*WHAT IS EXPECTED:*
For each line below that contains the string "Average", copy that line.

*INPUT MATERIAL:*
============================================================
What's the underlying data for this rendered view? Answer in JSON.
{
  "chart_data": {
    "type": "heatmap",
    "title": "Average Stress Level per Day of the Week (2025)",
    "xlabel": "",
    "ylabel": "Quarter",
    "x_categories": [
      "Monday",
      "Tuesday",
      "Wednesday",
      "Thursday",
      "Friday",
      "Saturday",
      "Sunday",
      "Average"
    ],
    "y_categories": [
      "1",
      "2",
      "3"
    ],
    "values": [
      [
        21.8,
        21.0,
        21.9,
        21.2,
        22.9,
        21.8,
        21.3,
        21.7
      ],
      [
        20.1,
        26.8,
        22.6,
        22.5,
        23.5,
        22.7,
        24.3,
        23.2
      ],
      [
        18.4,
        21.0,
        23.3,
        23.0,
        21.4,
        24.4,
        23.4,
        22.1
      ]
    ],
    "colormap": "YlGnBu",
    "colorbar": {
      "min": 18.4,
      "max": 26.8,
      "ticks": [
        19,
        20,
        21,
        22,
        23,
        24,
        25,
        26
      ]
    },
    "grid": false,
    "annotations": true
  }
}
============================================================
*SOLUTION FOR THIS TASK:*
    "title": "Average Stress Level per Day of the Week (2025)",
      "Average"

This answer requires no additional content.